### Written problem
The records below are to be copied word for word, with every picture left out.

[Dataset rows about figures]
··········
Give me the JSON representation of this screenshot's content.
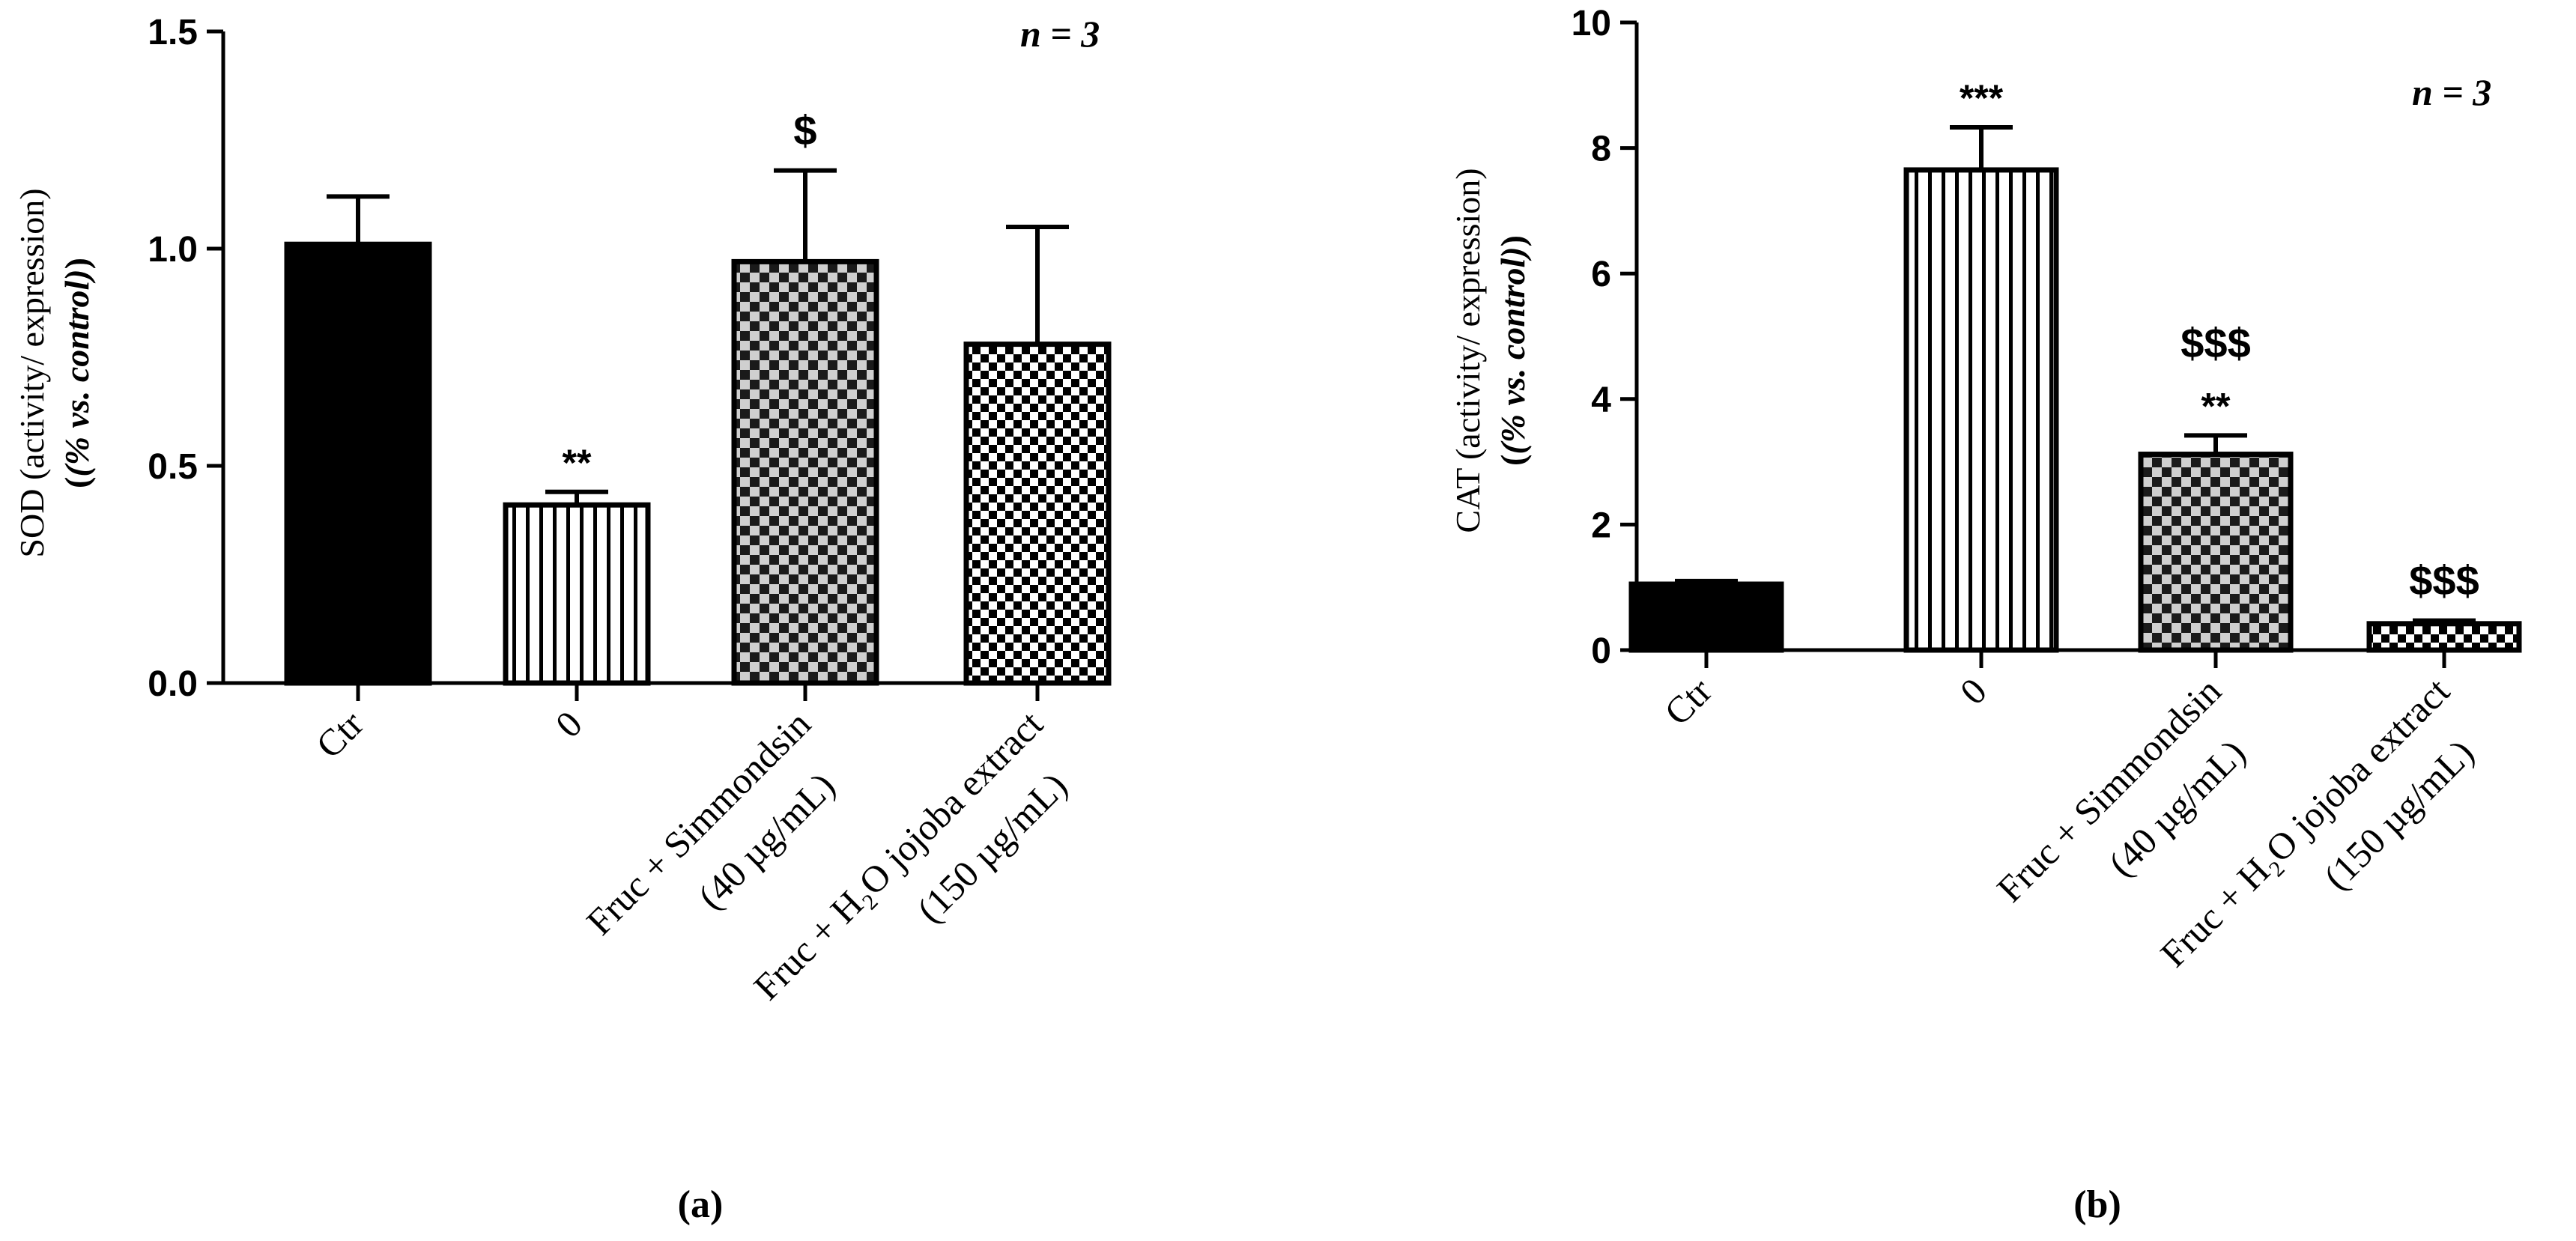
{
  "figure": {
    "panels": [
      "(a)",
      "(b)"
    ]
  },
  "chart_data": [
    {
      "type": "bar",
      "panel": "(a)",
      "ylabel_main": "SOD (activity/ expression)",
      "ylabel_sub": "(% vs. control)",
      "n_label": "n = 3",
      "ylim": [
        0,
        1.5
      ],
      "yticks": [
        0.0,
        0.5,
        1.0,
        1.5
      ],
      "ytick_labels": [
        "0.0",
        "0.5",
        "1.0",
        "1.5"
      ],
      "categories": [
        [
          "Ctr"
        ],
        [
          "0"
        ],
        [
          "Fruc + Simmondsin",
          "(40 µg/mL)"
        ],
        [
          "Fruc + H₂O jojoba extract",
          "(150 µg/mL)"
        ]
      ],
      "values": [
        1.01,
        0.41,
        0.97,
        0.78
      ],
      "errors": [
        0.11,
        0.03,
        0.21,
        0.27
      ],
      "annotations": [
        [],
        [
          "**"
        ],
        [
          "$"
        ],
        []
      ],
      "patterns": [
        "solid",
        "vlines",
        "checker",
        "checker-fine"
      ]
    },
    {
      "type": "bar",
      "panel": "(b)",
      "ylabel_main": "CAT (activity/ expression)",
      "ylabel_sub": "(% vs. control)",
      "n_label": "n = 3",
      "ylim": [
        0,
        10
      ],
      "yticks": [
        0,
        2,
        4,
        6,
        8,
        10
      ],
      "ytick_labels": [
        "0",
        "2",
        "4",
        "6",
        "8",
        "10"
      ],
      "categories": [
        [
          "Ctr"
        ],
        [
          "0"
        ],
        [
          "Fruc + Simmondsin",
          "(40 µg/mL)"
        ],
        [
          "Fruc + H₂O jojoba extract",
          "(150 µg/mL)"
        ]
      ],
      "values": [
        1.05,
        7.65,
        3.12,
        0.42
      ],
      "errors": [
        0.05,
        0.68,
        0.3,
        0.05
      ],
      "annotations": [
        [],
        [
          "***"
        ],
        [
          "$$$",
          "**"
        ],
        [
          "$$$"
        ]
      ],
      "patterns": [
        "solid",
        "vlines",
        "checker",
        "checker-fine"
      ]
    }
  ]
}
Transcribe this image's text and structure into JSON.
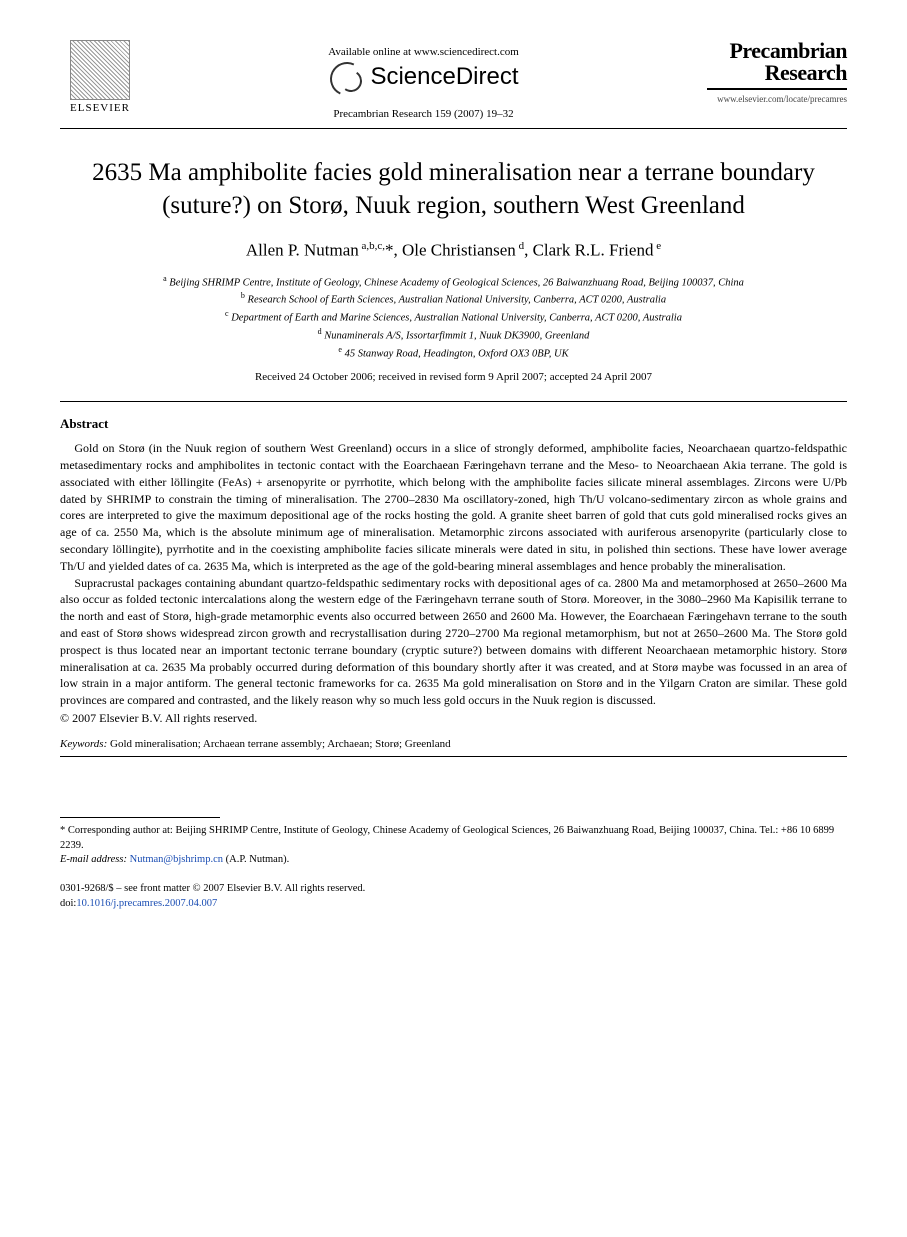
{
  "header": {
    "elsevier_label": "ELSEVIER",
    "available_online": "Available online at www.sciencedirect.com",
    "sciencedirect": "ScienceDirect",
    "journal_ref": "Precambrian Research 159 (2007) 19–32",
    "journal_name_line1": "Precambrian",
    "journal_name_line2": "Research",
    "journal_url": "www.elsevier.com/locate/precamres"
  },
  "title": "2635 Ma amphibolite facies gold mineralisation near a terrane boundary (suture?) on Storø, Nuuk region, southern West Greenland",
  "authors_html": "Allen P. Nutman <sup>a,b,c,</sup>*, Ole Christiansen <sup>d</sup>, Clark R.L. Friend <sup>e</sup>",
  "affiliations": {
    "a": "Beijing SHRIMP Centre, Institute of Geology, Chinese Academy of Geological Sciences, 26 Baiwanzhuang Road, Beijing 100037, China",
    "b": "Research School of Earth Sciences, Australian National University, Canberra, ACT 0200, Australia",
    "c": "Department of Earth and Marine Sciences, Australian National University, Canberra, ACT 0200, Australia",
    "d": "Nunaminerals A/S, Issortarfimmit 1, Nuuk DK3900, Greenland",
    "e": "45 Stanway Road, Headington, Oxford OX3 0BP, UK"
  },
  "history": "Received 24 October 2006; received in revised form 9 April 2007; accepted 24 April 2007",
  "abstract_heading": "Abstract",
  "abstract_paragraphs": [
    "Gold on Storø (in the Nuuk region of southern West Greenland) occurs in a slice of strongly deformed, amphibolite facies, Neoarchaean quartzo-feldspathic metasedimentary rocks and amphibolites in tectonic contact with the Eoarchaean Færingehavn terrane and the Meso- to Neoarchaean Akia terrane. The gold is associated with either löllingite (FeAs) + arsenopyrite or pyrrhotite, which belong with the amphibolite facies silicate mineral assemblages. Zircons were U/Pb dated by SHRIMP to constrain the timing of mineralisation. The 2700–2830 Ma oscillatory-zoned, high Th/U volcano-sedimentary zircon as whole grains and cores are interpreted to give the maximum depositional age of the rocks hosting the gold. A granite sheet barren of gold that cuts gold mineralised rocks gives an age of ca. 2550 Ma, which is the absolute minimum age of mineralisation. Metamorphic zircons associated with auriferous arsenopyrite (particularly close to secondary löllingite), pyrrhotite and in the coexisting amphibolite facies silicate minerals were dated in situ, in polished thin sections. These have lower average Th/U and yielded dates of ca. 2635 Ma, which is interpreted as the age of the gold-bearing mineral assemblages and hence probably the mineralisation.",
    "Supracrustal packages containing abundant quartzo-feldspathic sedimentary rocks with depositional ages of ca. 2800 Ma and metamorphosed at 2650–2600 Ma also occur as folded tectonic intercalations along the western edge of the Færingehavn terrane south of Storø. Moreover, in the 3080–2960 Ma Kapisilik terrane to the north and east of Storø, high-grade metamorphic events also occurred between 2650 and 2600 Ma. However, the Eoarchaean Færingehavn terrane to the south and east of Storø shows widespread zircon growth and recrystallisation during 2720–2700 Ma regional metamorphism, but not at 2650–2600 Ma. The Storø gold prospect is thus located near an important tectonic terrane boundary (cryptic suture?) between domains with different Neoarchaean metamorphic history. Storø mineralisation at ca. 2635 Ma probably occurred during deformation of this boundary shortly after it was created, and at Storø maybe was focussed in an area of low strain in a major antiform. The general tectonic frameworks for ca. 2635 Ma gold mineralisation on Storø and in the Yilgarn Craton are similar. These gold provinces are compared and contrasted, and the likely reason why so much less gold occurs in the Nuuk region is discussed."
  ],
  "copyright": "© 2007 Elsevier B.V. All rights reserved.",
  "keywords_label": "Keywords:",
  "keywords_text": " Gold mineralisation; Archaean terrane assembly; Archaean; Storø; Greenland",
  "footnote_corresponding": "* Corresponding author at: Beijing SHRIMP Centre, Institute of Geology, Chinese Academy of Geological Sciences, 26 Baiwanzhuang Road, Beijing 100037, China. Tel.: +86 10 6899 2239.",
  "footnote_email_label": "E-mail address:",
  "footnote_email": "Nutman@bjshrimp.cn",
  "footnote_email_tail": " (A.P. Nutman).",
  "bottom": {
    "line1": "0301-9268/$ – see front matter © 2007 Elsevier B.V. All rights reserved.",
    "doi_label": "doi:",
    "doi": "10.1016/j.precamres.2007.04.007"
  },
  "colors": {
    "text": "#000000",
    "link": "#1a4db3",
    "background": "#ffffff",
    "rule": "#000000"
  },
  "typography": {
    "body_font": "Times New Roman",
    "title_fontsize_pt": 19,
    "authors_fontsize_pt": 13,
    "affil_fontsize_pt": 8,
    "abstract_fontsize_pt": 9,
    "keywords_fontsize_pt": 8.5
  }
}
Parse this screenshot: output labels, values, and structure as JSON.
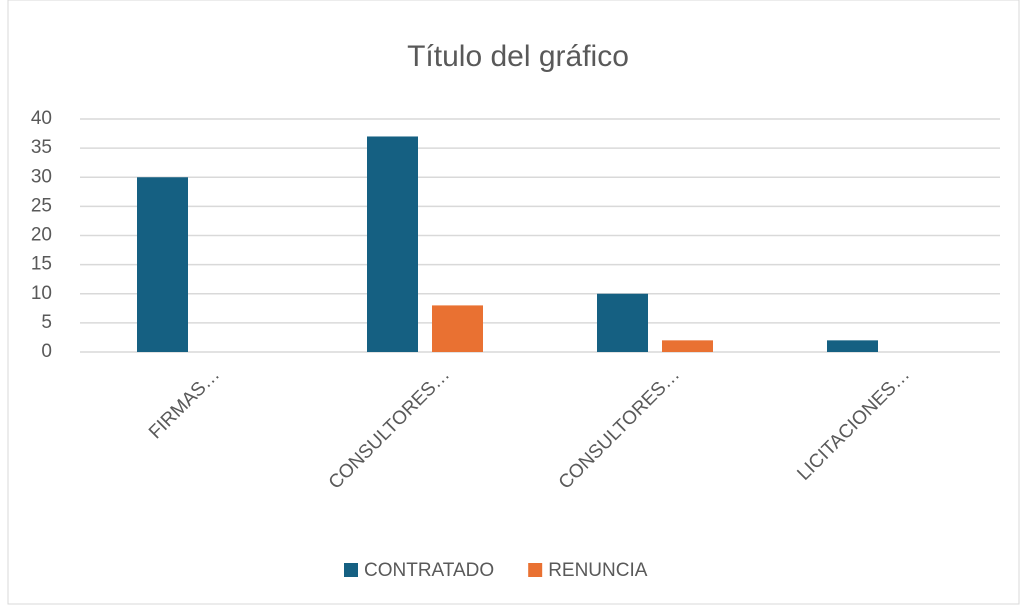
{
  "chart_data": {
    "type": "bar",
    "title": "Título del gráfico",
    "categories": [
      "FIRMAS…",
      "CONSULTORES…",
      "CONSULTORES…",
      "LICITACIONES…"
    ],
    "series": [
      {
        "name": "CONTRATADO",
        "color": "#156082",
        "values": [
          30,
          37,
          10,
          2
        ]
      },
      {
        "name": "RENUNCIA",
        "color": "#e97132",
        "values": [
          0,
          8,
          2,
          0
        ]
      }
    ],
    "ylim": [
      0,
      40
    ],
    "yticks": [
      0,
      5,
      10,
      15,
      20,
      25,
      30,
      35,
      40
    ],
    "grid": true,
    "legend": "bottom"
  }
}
··········
### Result for this exercise
Give me the JSON representation of this screenshot's content.
{
  "figure": {
    "panels": [
      "(a)",
      "(b)"
    ]
  },
  "chart_data": [
    {
      "type": "bar",
      "panel": "(a)",
      "ylabel_main": "SOD (activity/ expression)",
      "ylabel_sub": "(% vs. control)",
      "n_label": "n = 3",
      "ylim": [
        0,
        1.5
      ],
      "yticks": [
        0.0,
        0.5,
        1.0,
        1.5
      ],
      "ytick_labels": [
        "0.0",
        "0.5",
        "1.0",
        "1.5"
      ],
      "categories": [
        [
          "Ctr"
        ],
        [
          "0"
        ],
        [
          "Fruc + Simmondsin",
          "(40 µg/mL)"
        ],
        [
          "Fruc + H₂O jojoba extract",
          "(150 µg/mL)"
        ]
      ],
      "values": [
        1.01,
        0.41,
        0.97,
        0.78
      ],
      "errors": [
        0.11,
        0.03,
        0.21,
        0.27
      ],
      "annotations": [
        [],
        [
          "**"
        ],
        [
          "$"
        ],
        []
      ],
      "patterns": [
        "solid",
        "vlines",
        "checker",
        "checker-fine"
      ]
    },
    {
      "type": "bar",
      "panel": "(b)",
      "ylabel_main": "CAT (activity/ expression)",
      "ylabel_sub": "(% vs. control)",
      "n_label": "n = 3",
      "ylim": [
        0,
        10
      ],
      "yticks": [
        0,
        2,
        4,
        6,
        8,
        10
      ],
      "ytick_labels": [
        "0",
        "2",
        "4",
        "6",
        "8",
        "10"
      ],
      "categories": [
        [
          "Ctr"
        ],
        [
          "0"
        ],
        [
          "Fruc + Simmondsin",
          "(40 µg/mL)"
        ],
        [
          "Fruc + H₂O jojoba extract",
          "(150 µg/mL)"
        ]
      ],
      "values": [
        1.05,
        7.65,
        3.12,
        0.42
      ],
      "errors": [
        0.05,
        0.68,
        0.3,
        0.05
      ],
      "annotations": [
        [],
        [
          "***"
        ],
        [
          "$$$",
          "**"
        ],
        [
          "$$$"
        ]
      ],
      "patterns": [
        "solid",
        "vlines",
        "checker",
        "checker-fine"
      ]
    }
  ]
}
Transcribe this image's text and structure into JSON.
{
  "header": {
    "elsevier_label": "ELSEVIER",
    "available_online": "Available online at www.sciencedirect.com",
    "sciencedirect": "ScienceDirect",
    "journal_ref": "Precambrian Research 159 (2007) 19–32",
    "journal_name_line1": "Precambrian",
    "journal_name_line2": "Research",
    "journal_url": "www.elsevier.com/locate/precamres"
  },
  "title": "2635 Ma amphibolite facies gold mineralisation near a terrane boundary (suture?) on Storø, Nuuk region, southern West Greenland",
  "authors_html": "Allen P. Nutman <sup>a,b,c,</sup>*, Ole Christiansen <sup>d</sup>, Clark R.L. Friend <sup>e</sup>",
  "affiliations": {
    "a": "Beijing SHRIMP Centre, Institute of Geology, Chinese Academy of Geological Sciences, 26 Baiwanzhuang Road, Beijing 100037, China",
    "b": "Research School of Earth Sciences, Australian National University, Canberra, ACT 0200, Australia",
    "c": "Department of Earth and Marine Sciences, Australian National University, Canberra, ACT 0200, Australia",
    "d": "Nunaminerals A/S, Issortarfimmit 1, Nuuk DK3900, Greenland",
    "e": "45 Stanway Road, Headington, Oxford OX3 0BP, UK"
  },
  "history": "Received 24 October 2006; received in revised form 9 April 2007; accepted 24 April 2007",
  "abstract_heading": "Abstract",
  "abstract_paragraphs": [
    "Gold on Storø (in the Nuuk region of southern West Greenland) occurs in a slice of strongly deformed, amphibolite facies, Neoarchaean quartzo-feldspathic metasedimentary rocks and amphibolites in tectonic contact with the Eoarchaean Færingehavn terrane and the Meso- to Neoarchaean Akia terrane. The gold is associated with either löllingite (FeAs) + arsenopyrite or pyrrhotite, which belong with the amphibolite facies silicate mineral assemblages. Zircons were U/Pb dated by SHRIMP to constrain the timing of mineralisation. The 2700–2830 Ma oscillatory-zoned, high Th/U volcano-sedimentary zircon as whole grains and cores are interpreted to give the maximum depositional age of the rocks hosting the gold. A granite sheet barren of gold that cuts gold mineralised rocks gives an age of ca. 2550 Ma, which is the absolute minimum age of mineralisation. Metamorphic zircons associated with auriferous arsenopyrite (particularly close to secondary löllingite), pyrrhotite and in the coexisting amphibolite facies silicate minerals were dated in situ, in polished thin sections. These have lower average Th/U and yielded dates of ca. 2635 Ma, which is interpreted as the age of the gold-bearing mineral assemblages and hence probably the mineralisation.",
    "Supracrustal packages containing abundant quartzo-feldspathic sedimentary rocks with depositional ages of ca. 2800 Ma and metamorphosed at 2650–2600 Ma also occur as folded tectonic intercalations along the western edge of the Færingehavn terrane south of Storø. Moreover, in the 3080–2960 Ma Kapisilik terrane to the north and east of Storø, high-grade metamorphic events also occurred between 2650 and 2600 Ma. However, the Eoarchaean Færingehavn terrane to the south and east of Storø shows widespread zircon growth and recrystallisation during 2720–2700 Ma regional metamorphism, but not at 2650–2600 Ma. The Storø gold prospect is thus located near an important tectonic terrane boundary (cryptic suture?) between domains with different Neoarchaean metamorphic history. Storø mineralisation at ca. 2635 Ma probably occurred during deformation of this boundary shortly after it was created, and at Storø maybe was focussed in an area of low strain in a major antiform. The general tectonic frameworks for ca. 2635 Ma gold mineralisation on Storø and in the Yilgarn Craton are similar. These gold provinces are compared and contrasted, and the likely reason why so much less gold occurs in the Nuuk region is discussed."
  ],
  "copyright": "© 2007 Elsevier B.V. All rights reserved.",
  "keywords_label": "Keywords:",
  "keywords_text": " Gold mineralisation; Archaean terrane assembly; Archaean; Storø; Greenland",
  "footnote_corresponding": "* Corresponding author at: Beijing SHRIMP Centre, Institute of Geology, Chinese Academy of Geological Sciences, 26 Baiwanzhuang Road, Beijing 100037, China. Tel.: +86 10 6899 2239.",
  "footnote_email_label": "E-mail address:",
  "footnote_email": "Nutman@bjshrimp.cn",
  "footnote_email_tail": " (A.P. Nutman).",
  "bottom": {
    "line1": "0301-9268/$ – see front matter © 2007 Elsevier B.V. All rights reserved.",
    "doi_label": "doi:",
    "doi": "10.1016/j.precamres.2007.04.007"
  },
  "colors": {
    "text": "#000000",
    "link": "#1a4db3",
    "background": "#ffffff",
    "rule": "#000000"
  },
  "typography": {
    "body_font": "Times New Roman",
    "title_fontsize_pt": 19,
    "authors_fontsize_pt": 13,
    "affil_fontsize_pt": 8,
    "abstract_fontsize_pt": 9,
    "keywords_fontsize_pt": 8.5
  }
}
Parse this screenshot: output labels, values, and structure as JSON.
{
  "chart_data": {
    "type": "bar",
    "title": "Título del gráfico",
    "categories": [
      "FIRMAS…",
      "CONSULTORES…",
      "CONSULTORES…",
      "LICITACIONES…"
    ],
    "series": [
      {
        "name": "CONTRATADO",
        "color": "#156082",
        "values": [
          30,
          37,
          10,
          2
        ]
      },
      {
        "name": "RENUNCIA",
        "color": "#e97132",
        "values": [
          0,
          8,
          2,
          0
        ]
      }
    ],
    "ylim": [
      0,
      40
    ],
    "yticks": [
      0,
      5,
      10,
      15,
      20,
      25,
      30,
      35,
      40
    ],
    "grid": true,
    "legend": "bottom"
  }
}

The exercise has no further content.